* Task input

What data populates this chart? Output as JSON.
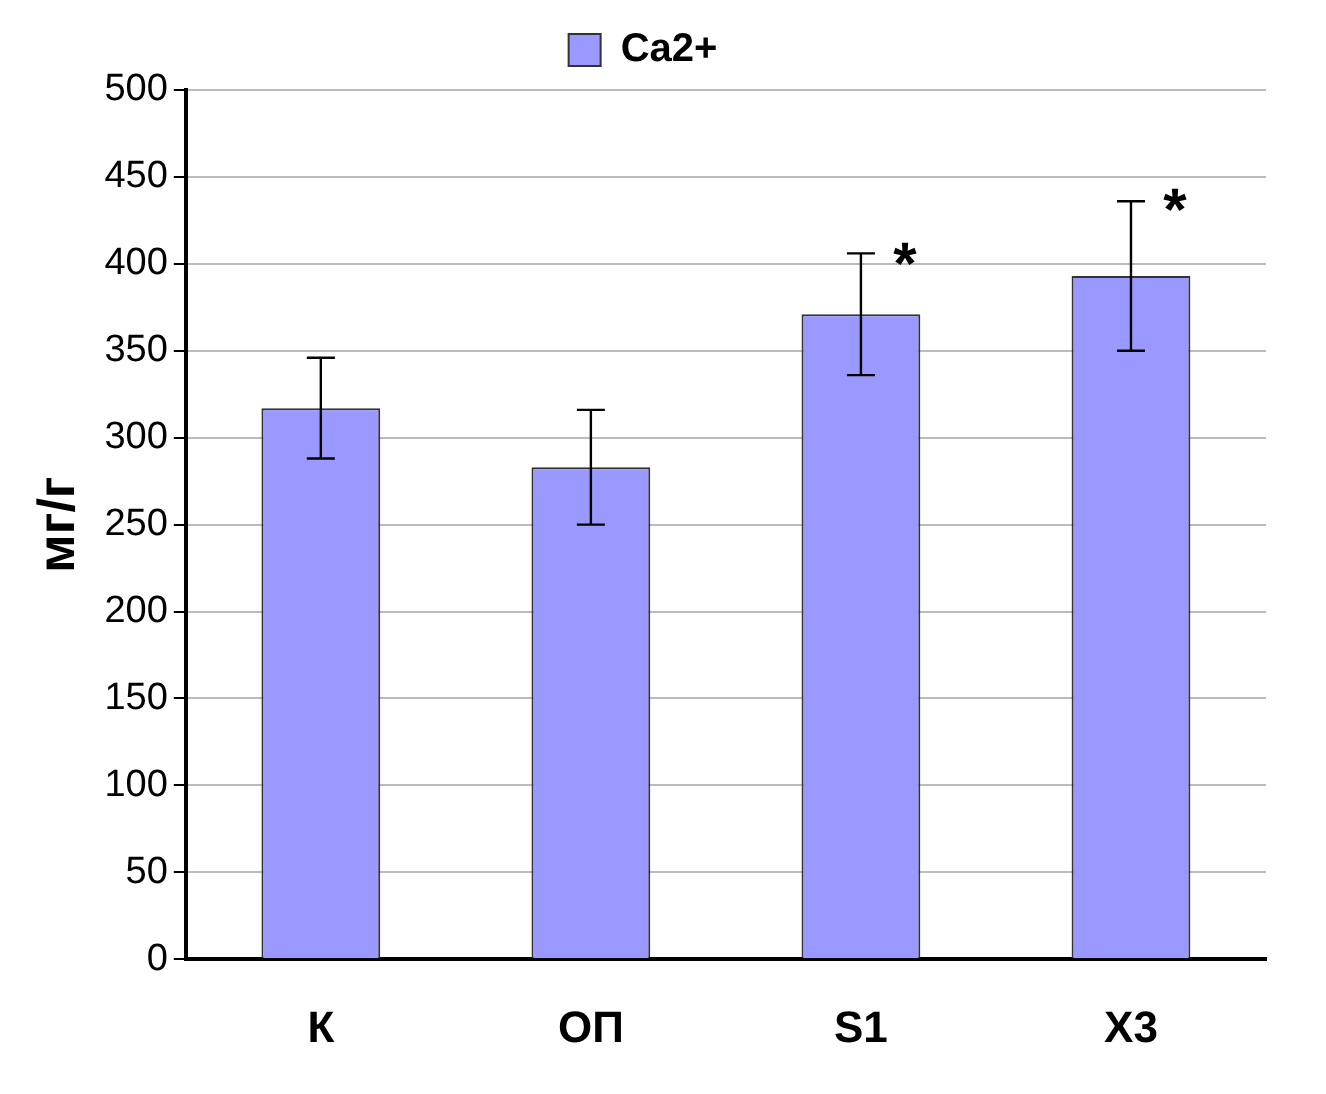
{
  "chart_data": {
    "type": "bar",
    "ylabel": "мг/г",
    "categories": [
      "К",
      "ОП",
      "S1",
      "Х3"
    ],
    "series": [
      {
        "name": "Ca2+",
        "color": "#9999ff",
        "values": [
          317,
          283,
          371,
          393
        ],
        "errors": [
          29,
          33,
          35,
          43
        ]
      }
    ],
    "ylim": [
      0,
      500
    ],
    "yticks": [
      0,
      50,
      100,
      150,
      200,
      250,
      300,
      350,
      400,
      450,
      500
    ],
    "grid": "y",
    "legend": "top",
    "annotations": [
      {
        "text": "*",
        "x": "S1",
        "y": 405
      },
      {
        "text": "*",
        "x": "Х3",
        "y": 436
      }
    ]
  }
}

* What is asked
Reproduce the material in full, word for word, and omit the pictures.

* Response to the exercise
What data populates this chart? Output as JSON.
{
  "chart_data": {
    "type": "bar",
    "ylabel": "мг/г",
    "categories": [
      "К",
      "ОП",
      "S1",
      "Х3"
    ],
    "series": [
      {
        "name": "Ca2+",
        "color": "#9999ff",
        "values": [
          317,
          283,
          371,
          393
        ],
        "errors": [
          29,
          33,
          35,
          43
        ]
      }
    ],
    "ylim": [
      0,
      500
    ],
    "yticks": [
      0,
      50,
      100,
      150,
      200,
      250,
      300,
      350,
      400,
      450,
      500
    ],
    "grid": "y",
    "legend": "top",
    "annotations": [
      {
        "text": "*",
        "x": "S1",
        "y": 405
      },
      {
        "text": "*",
        "x": "Х3",
        "y": 436
      }
    ]
  }
}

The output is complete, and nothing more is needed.